======== EXERCISE MATERIALS

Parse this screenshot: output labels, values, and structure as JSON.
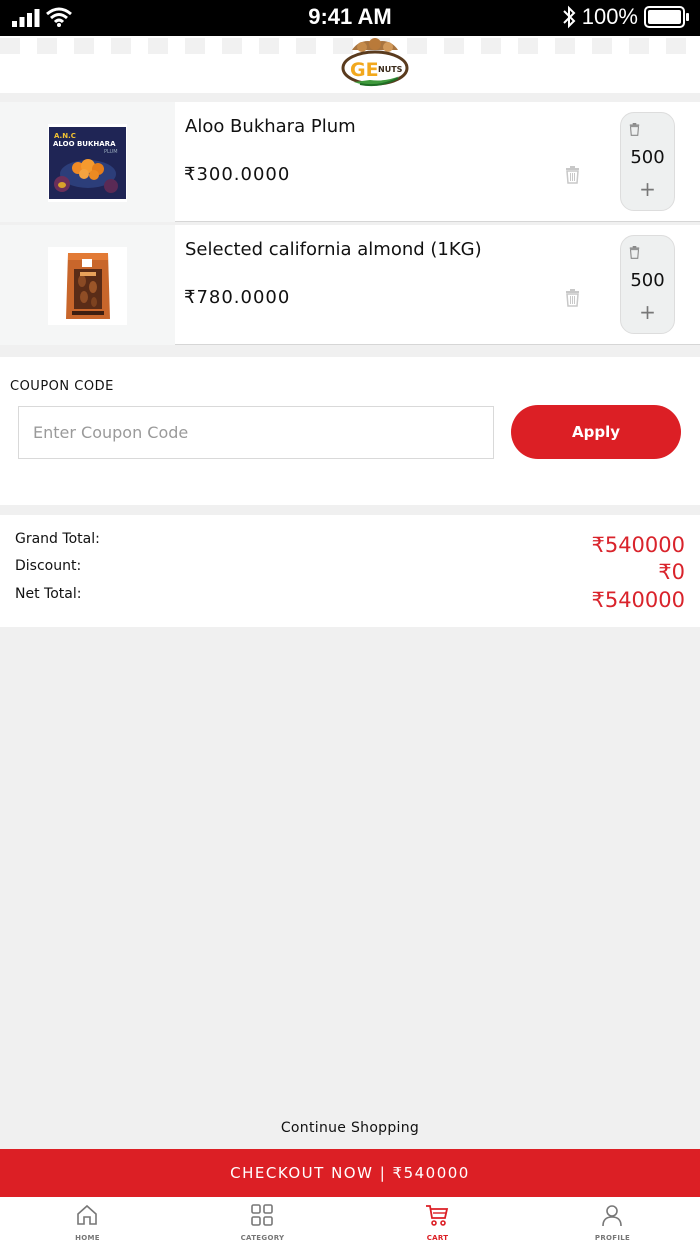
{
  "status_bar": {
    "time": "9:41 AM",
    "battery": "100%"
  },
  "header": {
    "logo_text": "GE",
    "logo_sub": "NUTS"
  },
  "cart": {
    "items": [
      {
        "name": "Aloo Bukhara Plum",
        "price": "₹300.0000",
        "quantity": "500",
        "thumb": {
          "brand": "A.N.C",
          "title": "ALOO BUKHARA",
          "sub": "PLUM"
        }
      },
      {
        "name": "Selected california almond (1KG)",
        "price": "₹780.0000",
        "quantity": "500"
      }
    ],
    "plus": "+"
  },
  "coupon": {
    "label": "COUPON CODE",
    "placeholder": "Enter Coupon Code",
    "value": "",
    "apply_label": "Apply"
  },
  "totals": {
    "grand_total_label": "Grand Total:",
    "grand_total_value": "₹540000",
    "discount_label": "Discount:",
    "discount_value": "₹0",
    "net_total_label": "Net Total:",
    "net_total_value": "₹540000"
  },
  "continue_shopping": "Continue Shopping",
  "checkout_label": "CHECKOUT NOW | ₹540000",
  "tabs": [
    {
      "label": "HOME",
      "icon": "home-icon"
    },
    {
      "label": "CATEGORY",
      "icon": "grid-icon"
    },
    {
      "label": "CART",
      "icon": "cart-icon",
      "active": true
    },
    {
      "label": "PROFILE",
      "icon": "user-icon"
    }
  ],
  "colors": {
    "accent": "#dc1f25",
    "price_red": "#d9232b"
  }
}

================
======== EXERCISE MATERIALS

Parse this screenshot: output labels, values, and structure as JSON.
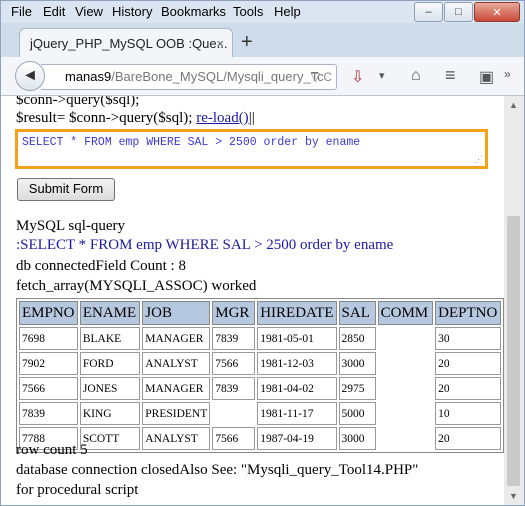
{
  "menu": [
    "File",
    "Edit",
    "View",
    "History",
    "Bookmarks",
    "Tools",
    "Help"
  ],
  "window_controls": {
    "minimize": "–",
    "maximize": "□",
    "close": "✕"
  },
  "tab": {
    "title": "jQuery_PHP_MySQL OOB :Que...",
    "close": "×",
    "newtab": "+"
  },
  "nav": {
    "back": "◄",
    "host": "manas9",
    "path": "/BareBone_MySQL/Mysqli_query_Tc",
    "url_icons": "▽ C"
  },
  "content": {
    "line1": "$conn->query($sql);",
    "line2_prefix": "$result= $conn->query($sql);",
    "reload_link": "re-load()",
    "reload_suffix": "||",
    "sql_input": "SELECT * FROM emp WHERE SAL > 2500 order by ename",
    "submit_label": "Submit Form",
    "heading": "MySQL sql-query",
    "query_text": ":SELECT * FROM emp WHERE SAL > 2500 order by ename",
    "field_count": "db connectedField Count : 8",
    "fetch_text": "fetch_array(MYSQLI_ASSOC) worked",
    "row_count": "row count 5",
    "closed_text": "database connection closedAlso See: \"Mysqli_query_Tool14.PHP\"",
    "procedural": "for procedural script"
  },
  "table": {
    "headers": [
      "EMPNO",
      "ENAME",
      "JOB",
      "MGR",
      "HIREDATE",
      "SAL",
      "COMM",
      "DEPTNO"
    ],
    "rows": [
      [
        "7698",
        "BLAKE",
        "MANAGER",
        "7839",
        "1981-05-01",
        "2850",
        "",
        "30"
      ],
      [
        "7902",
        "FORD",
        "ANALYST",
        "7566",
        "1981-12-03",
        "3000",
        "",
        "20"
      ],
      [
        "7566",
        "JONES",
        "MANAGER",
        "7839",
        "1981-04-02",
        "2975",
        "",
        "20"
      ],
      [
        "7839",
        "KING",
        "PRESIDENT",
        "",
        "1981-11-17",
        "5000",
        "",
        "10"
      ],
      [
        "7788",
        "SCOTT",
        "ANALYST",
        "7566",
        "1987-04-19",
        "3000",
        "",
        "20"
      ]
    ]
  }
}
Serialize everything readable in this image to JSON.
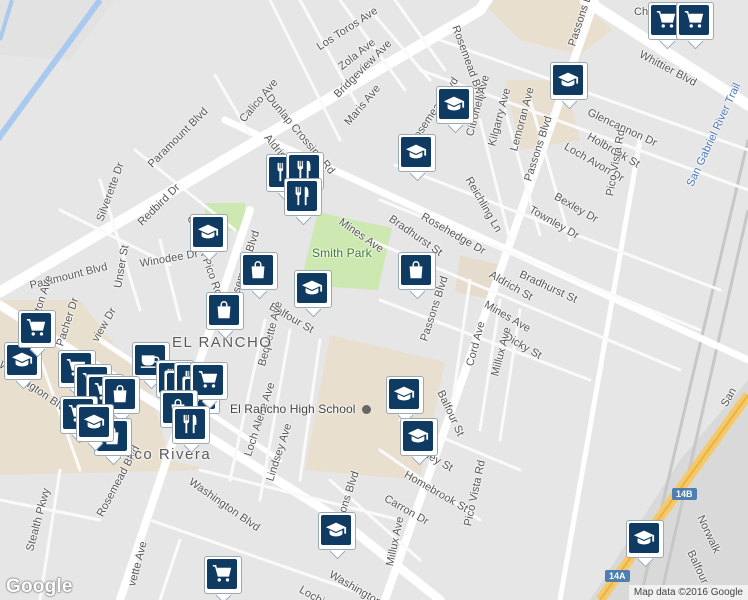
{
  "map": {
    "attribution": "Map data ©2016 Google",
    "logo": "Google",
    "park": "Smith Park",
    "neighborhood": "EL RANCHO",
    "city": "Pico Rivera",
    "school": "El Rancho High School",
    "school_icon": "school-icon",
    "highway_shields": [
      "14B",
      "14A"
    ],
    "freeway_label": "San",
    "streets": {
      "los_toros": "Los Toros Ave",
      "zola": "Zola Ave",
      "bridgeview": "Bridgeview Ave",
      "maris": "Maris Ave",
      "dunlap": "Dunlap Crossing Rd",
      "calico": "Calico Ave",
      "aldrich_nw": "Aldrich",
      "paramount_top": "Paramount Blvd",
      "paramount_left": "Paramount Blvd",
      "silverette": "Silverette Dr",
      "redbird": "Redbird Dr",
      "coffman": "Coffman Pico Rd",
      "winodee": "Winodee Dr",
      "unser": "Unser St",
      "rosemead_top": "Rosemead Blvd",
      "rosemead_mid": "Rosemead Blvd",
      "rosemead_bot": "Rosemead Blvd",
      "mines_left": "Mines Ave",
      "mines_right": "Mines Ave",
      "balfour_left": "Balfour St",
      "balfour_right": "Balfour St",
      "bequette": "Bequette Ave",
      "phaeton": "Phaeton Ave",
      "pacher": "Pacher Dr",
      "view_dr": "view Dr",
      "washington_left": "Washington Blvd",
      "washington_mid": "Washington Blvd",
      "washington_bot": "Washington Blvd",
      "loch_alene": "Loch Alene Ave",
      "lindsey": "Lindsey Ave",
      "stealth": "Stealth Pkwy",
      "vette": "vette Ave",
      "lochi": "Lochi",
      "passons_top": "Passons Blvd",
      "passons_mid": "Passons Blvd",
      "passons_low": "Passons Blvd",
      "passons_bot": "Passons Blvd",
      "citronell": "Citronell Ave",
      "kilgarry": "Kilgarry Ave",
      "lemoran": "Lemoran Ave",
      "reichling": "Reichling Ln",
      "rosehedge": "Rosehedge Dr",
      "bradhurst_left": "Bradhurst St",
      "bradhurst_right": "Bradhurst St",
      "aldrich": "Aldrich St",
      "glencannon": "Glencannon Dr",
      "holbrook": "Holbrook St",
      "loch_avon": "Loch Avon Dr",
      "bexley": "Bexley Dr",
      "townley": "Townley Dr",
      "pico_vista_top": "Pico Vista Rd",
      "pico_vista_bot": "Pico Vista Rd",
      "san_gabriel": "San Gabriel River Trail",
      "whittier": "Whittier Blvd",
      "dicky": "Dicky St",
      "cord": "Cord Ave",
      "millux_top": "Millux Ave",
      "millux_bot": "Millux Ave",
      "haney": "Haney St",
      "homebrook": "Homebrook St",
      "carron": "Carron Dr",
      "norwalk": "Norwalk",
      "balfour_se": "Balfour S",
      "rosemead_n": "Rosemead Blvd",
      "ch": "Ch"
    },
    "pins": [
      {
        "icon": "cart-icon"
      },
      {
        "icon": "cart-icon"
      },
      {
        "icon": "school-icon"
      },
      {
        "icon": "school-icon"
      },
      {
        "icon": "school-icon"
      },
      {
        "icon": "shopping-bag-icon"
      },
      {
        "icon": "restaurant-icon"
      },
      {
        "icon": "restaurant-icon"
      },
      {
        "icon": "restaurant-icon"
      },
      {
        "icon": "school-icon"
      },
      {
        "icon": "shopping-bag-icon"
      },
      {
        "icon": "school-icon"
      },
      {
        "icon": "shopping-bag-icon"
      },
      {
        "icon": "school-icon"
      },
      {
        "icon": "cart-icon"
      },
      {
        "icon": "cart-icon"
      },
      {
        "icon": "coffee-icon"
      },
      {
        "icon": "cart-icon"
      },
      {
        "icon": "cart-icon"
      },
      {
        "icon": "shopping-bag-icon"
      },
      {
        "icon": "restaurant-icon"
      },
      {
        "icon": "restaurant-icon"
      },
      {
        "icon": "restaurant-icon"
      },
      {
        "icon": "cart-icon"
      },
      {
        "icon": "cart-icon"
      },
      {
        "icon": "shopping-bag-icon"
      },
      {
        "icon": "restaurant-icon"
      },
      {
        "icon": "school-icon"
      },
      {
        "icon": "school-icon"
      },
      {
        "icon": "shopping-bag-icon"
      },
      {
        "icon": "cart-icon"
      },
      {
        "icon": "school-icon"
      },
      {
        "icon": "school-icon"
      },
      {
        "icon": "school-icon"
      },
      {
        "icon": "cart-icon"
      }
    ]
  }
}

================

# [TASK GOAL]
All lines above containing the string "Google" are to be collected.

# [TASK SOLUTION]
    "attribution": "Map data ©2016 Google",
    "logo": "Google",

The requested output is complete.